### PROMPT
Where a line of the material contains the string "ยญนวะโลหะ", copy that line.

### INFORMATION SUPPLIED
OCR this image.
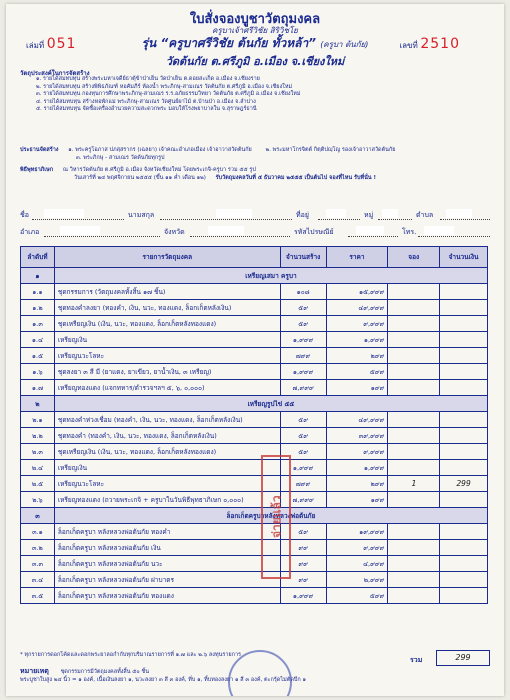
เล่มที่ 051	เลขที่ 2510
ใบสั่งจองบูชาวัตถุมงคล
ครูบาเจ้าศรีวิชัย สิริวิชโย
รุ่น “ครูบาศรีวิชัย ต้นกัย ทั้วหล้า” (ครูบา ต้นกัย)
วัดต้นกัย ต.ศรีภูมิ อ.เมือง จ.เชียงใหม่
วัตถุประสงค์ในการจัดสร้าง
๑. รายได้สมทบทุน สร้างพระมหาเจดีย์ธาตุ้ข้าป่าเย็น วัดป่าเย็น ต.ดอยสะเก็ด อ.เมือง จ.เชียงราย
๒. รายได้สมทบทุน สร้างพิพิธภัณฑ์ หอคัมภีร์ ห้องน้ำ พระภิกษุ-สามเณร วัดต้นกัย ต.ศรีภูมิ อ.เมือง จ.เชียงใหม่
๓. รายได้สมทบทุน กองทุนการศึกษาพระภิกษุ-สามเณร ร.ร.อภัยธรรมวิทยา วัดต้นกัย ต.ศรีภูมิ อ.เมือง จ.เชียงใหม่
๔. รายได้สมทบทุน สร้างหอพักแม่ พระภิกษุ-สามเณร วัดศูนย์ผาไม้ ต.บ้านป่า อ.เมือง จ.ลำปาง
๕. รายได้สมทบทุน จัดซื้อเครื่องอำนวยความสะดวกพระ มอบให้โรงพยาบาลใน จ.สุราษฎร์ธานี
ประธานจัดสร้าง ๑. พระครูโอภาส ปภสฺสรากร (เฉลยา) เจ้าคณะอำเภอเมือง เจ้าอาวาสวัดต้นกัย	๒. พระมหาโกรจิตต์ กิตฺติปญฺโญ รองเจ้าอาวาสวัดต้นกัย
๓. พระภิกษุ - สามเณร วัดต้นกัยทุกรูป
พิธีพุทธาภิเษก ณ วิหารวัดต้นกัย ต.ศรีภูมิ อ.เมือง จังหวัดเชียงใหม่ โดยพระเกจิ-ครูบา รวม ๕๕ รูป
วันเสาร์ที่ ๒๔ พฤศจิกายน ๒๕๕๕ (ขึ้น ๑๑ ค่ำ เดือน ๑๒) รับวัตถุมงคลวันที่ ๕ ธันวาคม ๒๕๕๕ เป็นต้นไป จองที่ไหน รับที่นั่น !
ชื่อ	นามสกุล	ที่อยู่	หมู่	ตำบล
อำเภอ	จังหวัด	รหัสไปรษณีย์	โทร.
ลำดับที่	รายการวัตถุมงคล	จำนวนสร้าง	ราคา	จอง	จำนวนเงิน
๑	เหรียญเสมา ครูบา				
๑.๑	ชุดกรรมการ (วัตถุมงคลทั้งสิ้น ๑๗ ชิ้น)	๑๐๘	๑๕,๙๙๙		
๑.๒	ชุดทองคำลงยา (ทองคำ, เงิน, นวะ, ทองแดง, ล็อกเก็ตหลังเงิน)	๕๙	๔๙,๙๙๙		
๑.๓	ชุดเหรียญเงิน (เงิน, นวะ, ทองแดง, ล็อกเก็ตหลังทองแดง)	๕๙	๙,๙๙๙		
๑.๔	เหรียญเงิน	๑,๙๙๙	๑,๙๙๙		
๑.๕	เหรียญนวะโลหะ	๗๙๙	๒๙๙		
๑.๖	ชุดลงยา ๓ สี มี (ยาแดง, ยาเขียว, ยาน้ำเงิน, ๓ เหรียญ)	๑,๙๙๙	๕๙๙		
๑.๗	เหรียญทองแดง (แจกทหาร/ตำรวจฯลฯ ๕, ๖, ๐,๐๐๐)	๗,๙๙๙	๑๙๙		
๒	เหรียญรูปไข่ ๕๕				
๒.๑	ชุดทองคำห่วงเชื่อม (ทองคำ, เงิน, นวะ, ทองแดง, ล็อกเก็ตหลังเงิน)	๕๙	๔๙,๙๙๙		
๒.๒	ชุดทองคำ (ทองคำ, เงิน, นวะ, ทองแดง, ล็อกเก็ตหลังเงิน)	๕๙	๓๙,๙๙๙		
๒.๓	ชุดเหรียญเงิน (เงิน, นวะ, ทองแดง, ล็อกเก็ตหลังทองแดง)	๕๙	๙,๙๙๙		
๒.๔	เหรียญเงิน	๑,๙๙๙	๑,๙๙๙		
๒.๕	เหรียญนวะโลหะ	๗๙๙	๒๙๙	1	299
๒.๖	เหรียญทองแดง (ถวายพระเกจิ + ครูบาในวันพิธีพุทธาภิเษก ๐,๐๐๐)	๗,๙๙๙	๑๙๙		
๓	ล็อกเก็ตครูบาหลังหลวงพ่อต้นกัย				
๓.๑	ล็อกเก็ตครูบา หลังหลวงพ่อต้นกัย ทองคำ	๕๙	๑๙,๙๙๙		
๓.๒	ล็อกเก็ตครูบา หลังหลวงพ่อต้นกัย เงิน	๙๙	๙,๙๙๙		
๓.๓	ล็อกเก็ตครูบา หลังหลวงพ่อต้นกัย นวะ	๙๙	๔,๙๙๙		
๓.๔	ล็อกเก็ตครูบา หลังหลวงพ่อต้นกัย ฝาบาตร	๙๙	๒,๙๙๙		
๓.๕	ล็อกเก็ตครูบา หลังหลวงพ่อต้นกัย ทองแดง	๑,๙๙๙	๕๙๙		
จ่ายแล้ว
* ทุกรายการดอกโค้ดและดอกพระยาลอกำกับทุกบริมาณรายการที่ ๑.๗ และ ๒.๖ ลงทุนรายการ
รวม	299
หมายเหตุ ชุดกรรมการมีวัตถุมงคลทั้งสิ้น ๕๐ ชิ้น
พระบูชาใบสูง ๒๔ นิ้ว = ๑ องค์, เนื้อเงินลงยา ๑, นวะลงยา ๓ สี ๓ องค์, ที่บ ๑, ทิ้บทองลงยา ๑ สี ๓ องค์, ตะกรุ้ดไม่ตัดปีก ๑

### OUTPUT OF THE TASK
๑.๕	เหรียญนวะโลหะ	๗๙๙	๒๙๙		
๒.๕	เหรียญนวะโลหะ	๗๙๙	๒๙๙	1	299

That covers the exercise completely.